**Aim**
Retype the full set of records. Keep every character identical.

**The data**
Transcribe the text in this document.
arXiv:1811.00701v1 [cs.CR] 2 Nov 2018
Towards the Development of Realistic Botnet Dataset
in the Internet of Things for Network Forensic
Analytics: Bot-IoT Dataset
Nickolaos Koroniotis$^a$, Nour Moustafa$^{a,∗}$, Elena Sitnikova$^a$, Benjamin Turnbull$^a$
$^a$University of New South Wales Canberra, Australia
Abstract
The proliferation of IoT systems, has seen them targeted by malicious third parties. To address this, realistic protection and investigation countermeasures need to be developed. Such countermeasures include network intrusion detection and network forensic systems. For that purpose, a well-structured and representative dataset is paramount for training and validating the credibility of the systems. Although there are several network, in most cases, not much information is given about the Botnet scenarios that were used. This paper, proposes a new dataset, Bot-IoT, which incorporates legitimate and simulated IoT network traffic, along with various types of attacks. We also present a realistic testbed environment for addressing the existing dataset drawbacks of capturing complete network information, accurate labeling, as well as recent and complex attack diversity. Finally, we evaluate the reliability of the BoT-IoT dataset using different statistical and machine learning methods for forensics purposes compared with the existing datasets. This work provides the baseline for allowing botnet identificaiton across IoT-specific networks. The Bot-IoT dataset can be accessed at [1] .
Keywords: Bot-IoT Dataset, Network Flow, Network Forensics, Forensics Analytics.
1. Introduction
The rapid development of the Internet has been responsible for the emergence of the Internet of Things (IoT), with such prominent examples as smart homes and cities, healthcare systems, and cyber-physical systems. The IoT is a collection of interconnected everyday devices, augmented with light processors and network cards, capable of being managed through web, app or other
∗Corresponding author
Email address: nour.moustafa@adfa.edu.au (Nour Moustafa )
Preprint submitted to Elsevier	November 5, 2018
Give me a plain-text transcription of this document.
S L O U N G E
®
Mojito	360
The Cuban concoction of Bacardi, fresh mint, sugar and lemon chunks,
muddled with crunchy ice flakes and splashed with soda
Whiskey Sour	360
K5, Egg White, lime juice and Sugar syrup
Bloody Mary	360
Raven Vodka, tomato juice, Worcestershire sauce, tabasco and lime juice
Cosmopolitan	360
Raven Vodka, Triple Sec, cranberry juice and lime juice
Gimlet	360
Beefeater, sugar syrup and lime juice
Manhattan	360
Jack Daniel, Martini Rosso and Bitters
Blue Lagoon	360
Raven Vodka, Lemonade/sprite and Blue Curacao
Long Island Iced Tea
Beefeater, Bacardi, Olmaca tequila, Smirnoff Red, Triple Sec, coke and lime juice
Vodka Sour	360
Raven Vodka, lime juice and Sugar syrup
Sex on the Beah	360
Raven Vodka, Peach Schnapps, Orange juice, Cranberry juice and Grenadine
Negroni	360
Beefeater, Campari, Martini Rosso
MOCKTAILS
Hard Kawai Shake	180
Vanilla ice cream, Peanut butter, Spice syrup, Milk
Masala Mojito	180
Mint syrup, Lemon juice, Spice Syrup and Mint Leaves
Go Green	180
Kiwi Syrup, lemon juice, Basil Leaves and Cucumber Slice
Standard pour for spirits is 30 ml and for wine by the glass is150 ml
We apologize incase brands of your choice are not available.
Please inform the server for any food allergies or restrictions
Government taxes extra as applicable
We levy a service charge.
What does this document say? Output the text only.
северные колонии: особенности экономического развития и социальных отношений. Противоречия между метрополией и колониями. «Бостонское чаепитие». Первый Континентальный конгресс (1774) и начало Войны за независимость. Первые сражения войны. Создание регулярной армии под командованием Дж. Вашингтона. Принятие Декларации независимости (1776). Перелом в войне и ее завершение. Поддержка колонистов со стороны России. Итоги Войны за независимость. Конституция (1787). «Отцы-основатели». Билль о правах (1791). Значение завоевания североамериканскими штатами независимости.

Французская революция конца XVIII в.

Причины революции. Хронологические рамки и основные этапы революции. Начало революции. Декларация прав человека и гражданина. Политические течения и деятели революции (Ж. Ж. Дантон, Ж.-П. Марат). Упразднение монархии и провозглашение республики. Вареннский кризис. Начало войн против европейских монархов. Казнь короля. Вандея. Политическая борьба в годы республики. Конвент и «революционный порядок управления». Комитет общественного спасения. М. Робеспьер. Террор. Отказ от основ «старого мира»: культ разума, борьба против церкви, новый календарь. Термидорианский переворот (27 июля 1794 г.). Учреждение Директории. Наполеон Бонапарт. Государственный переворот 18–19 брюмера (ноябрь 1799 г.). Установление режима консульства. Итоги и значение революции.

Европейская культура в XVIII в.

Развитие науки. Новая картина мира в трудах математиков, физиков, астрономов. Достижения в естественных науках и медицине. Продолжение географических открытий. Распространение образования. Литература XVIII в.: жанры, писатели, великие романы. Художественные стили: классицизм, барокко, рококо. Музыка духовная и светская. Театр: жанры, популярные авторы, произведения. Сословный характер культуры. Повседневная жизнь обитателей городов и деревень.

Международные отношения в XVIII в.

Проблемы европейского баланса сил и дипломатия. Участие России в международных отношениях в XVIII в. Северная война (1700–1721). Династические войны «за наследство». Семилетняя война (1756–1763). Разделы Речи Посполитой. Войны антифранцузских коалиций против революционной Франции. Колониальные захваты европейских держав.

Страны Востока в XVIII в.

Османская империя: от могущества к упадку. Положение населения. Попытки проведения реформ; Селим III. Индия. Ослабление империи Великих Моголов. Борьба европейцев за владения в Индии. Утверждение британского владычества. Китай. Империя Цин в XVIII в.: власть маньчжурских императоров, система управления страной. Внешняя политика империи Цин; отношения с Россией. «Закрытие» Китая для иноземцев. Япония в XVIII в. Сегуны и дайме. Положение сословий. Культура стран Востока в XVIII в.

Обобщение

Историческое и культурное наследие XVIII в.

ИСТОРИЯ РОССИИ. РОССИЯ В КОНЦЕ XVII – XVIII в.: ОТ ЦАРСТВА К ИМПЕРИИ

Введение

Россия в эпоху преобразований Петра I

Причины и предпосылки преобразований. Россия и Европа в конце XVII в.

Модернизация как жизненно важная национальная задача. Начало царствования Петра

**Response to this task**
Transcribe the text in this document.
arXiv:1811.00701v1 [cs.CR] 2 Nov 2018
Towards the Development of Realistic Botnet Dataset
in the Internet of Things for Network Forensic
Analytics: Bot-IoT Dataset
Nickolaos Koroniotis$^a$, Nour Moustafa$^{a,∗}$, Elena Sitnikova$^a$, Benjamin Turnbull$^a$
$^a$University of New South Wales Canberra, Australia
Abstract
The proliferation of IoT systems, has seen them targeted by malicious third parties. To address this, realistic protection and investigation countermeasures need to be developed. Such countermeasures include network intrusion detection and network forensic systems. For that purpose, a well-structured and representative dataset is paramount for training and validating the credibility of the systems. Although there are several network, in most cases, not much information is given about the Botnet scenarios that were used. This paper, proposes a new dataset, Bot-IoT, which incorporates legitimate and simulated IoT network traffic, along with various types of attacks. We also present a realistic testbed environment for addressing the existing dataset drawbacks of capturing complete network information, accurate labeling, as well as recent and complex attack diversity. Finally, we evaluate the reliability of the BoT-IoT dataset using different statistical and machine learning methods for forensics purposes compared with the existing datasets. This work provides the baseline for allowing botnet identificaiton across IoT-specific networks. The Bot-IoT dataset can be accessed at [1] .
Keywords: Bot-IoT Dataset, Network Flow, Network Forensics, Forensics Analytics.
1. Introduction
The rapid development of the Internet has been responsible for the emergence of the Internet of Things (IoT), with such prominent examples as smart homes and cities, healthcare systems, and cyber-physical systems. The IoT is a collection of interconnected everyday devices, augmented with light processors and network cards, capable of being managed through web, app or other
∗Corresponding author
Email address: nour.moustafa@adfa.edu.au (Nour Moustafa )
Preprint submitted to Elsevier	November 5, 2018
Give me a plain-text transcription of this document.
S L O U N G E
®
Mojito	360
The Cuban concoction of Bacardi, fresh mint, sugar and lemon chunks,
muddled with crunchy ice flakes and splashed with soda
Whiskey Sour	360
K5, Egg White, lime juice and Sugar syrup
Bloody Mary	360
Raven Vodka, tomato juice, Worcestershire sauce, tabasco and lime juice
Cosmopolitan	360
Raven Vodka, Triple Sec, cranberry juice and lime juice
Gimlet	360
Beefeater, sugar syrup and lime juice
Manhattan	360
Jack Daniel, Martini Rosso and Bitters
Blue Lagoon	360
Raven Vodka, Lemonade/sprite and Blue Curacao
Long Island Iced Tea
Beefeater, Bacardi, Olmaca tequila, Smirnoff Red, Triple Sec, coke and lime juice
Vodka Sour	360
Raven Vodka, lime juice and Sugar syrup
Sex on the Beah	360
Raven Vodka, Peach Schnapps, Orange juice, Cranberry juice and Grenadine
Negroni	360
Beefeater, Campari, Martini Rosso
MOCKTAILS
Hard Kawai Shake	180
Vanilla ice cream, Peanut butter, Spice syrup, Milk
Masala Mojito	180
Mint syrup, Lemon juice, Spice Syrup and Mint Leaves
Go Green	180
Kiwi Syrup, lemon juice, Basil Leaves and Cucumber Slice
Standard pour for spirits is 30 ml and for wine by the glass is150 ml
We apologize incase brands of your choice are not available.
Please inform the server for any food allergies or restrictions
Government taxes extra as applicable
We levy a service charge.
What does this document say? Output the text only.
северные колонии: особенности экономического развития и социальных отношений. Противоречия между метрополией и колониями. «Бостонское чаепитие». Первый Континентальный конгресс (1774) и начало Войны за независимость. Первые сражения войны. Создание регулярной армии под командованием Дж. Вашингтона. Принятие Декларации независимости (1776). Перелом в войне и ее завершение. Поддержка колонистов со стороны России. Итоги Войны за независимость. Конституция (1787). «Отцы-основатели». Билль о правах (1791). Значение завоевания североамериканскими штатами независимости.

Французская революция конца XVIII в.

Причины революции. Хронологические рамки и основные этапы революции. Начало революции. Декларация прав человека и гражданина. Политические течения и деятели революции (Ж. Ж. Дантон, Ж.-П. Марат). Упразднение монархии и провозглашение республики. Вареннский кризис. Начало войн против европейских монархов. Казнь короля. Вандея. Политическая борьба в годы республики. Конвент и «революционный порядок управления». Комитет общественного спасения. М. Робеспьер. Террор. Отказ от основ «старого мира»: культ разума, борьба против церкви, новый календарь. Термидорианский переворот (27 июля 1794 г.). Учреждение Директории. Наполеон Бонапарт. Государственный переворот 18–19 брюмера (ноябрь 1799 г.). Установление режима консульства. Итоги и значение революции.

Европейская культура в XVIII в.

Развитие науки. Новая картина мира в трудах математиков, физиков, астрономов. Достижения в естественных науках и медицине. Продолжение географических открытий. Распространение образования. Литература XVIII в.: жанры, писатели, великие романы. Художественные стили: классицизм, барокко, рококо. Музыка духовная и светская. Театр: жанры, популярные авторы, произведения. Сословный характер культуры. Повседневная жизнь обитателей городов и деревень.

Международные отношения в XVIII в.

Проблемы европейского баланса сил и дипломатия. Участие России в международных отношениях в XVIII в. Северная война (1700–1721). Династические войны «за наследство». Семилетняя война (1756–1763). Разделы Речи Посполитой. Войны антифранцузских коалиций против революционной Франции. Колониальные захваты европейских держав.

Страны Востока в XVIII в.

Османская империя: от могущества к упадку. Положение населения. Попытки проведения реформ; Селим III. Индия. Ослабление империи Великих Моголов. Борьба европейцев за владения в Индии. Утверждение британского владычества. Китай. Империя Цин в XVIII в.: власть маньчжурских императоров, система управления страной. Внешняя политика империи Цин; отношения с Россией. «Закрытие» Китая для иноземцев. Япония в XVIII в. Сегуны и дайме. Положение сословий. Культура стран Востока в XVIII в.

Обобщение

Историческое и культурное наследие XVIII в.

ИСТОРИЯ РОССИИ. РОССИЯ В КОНЦЕ XVII – XVIII в.: ОТ ЦАРСТВА К ИМПЕРИИ

Введение

Россия в эпоху преобразований Петра I

Причины и предпосылки преобразований. Россия и Европа в конце XVII в.

Модернизация как жизненно важная национальная задача. Начало царствования Петра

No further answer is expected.